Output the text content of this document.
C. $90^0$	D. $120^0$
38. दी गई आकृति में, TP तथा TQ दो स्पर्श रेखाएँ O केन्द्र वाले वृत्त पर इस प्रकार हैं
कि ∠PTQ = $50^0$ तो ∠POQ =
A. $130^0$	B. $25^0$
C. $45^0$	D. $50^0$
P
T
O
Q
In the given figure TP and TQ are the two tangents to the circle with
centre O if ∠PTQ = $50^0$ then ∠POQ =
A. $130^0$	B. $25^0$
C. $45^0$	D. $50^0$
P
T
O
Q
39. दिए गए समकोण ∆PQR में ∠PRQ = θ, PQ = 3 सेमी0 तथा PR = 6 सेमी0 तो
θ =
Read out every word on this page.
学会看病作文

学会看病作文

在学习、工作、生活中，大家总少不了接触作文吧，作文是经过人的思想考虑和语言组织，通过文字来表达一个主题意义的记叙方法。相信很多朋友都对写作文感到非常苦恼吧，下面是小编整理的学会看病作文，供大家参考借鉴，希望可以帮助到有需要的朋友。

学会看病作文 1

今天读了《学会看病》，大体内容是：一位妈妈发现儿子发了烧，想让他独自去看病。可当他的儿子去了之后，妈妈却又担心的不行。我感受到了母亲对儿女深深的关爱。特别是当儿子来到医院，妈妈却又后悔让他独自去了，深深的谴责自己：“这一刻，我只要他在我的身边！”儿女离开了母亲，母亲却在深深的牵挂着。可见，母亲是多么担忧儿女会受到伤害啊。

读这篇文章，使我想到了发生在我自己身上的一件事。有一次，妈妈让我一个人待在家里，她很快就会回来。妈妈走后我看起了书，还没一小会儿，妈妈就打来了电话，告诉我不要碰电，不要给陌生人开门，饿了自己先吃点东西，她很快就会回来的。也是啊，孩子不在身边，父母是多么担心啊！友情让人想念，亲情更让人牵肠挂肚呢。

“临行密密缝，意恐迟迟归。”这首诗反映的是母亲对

- _Problem to solve_
In how many lines of the data does the string "this" appear? Give only the number.

- _Worked answer_
2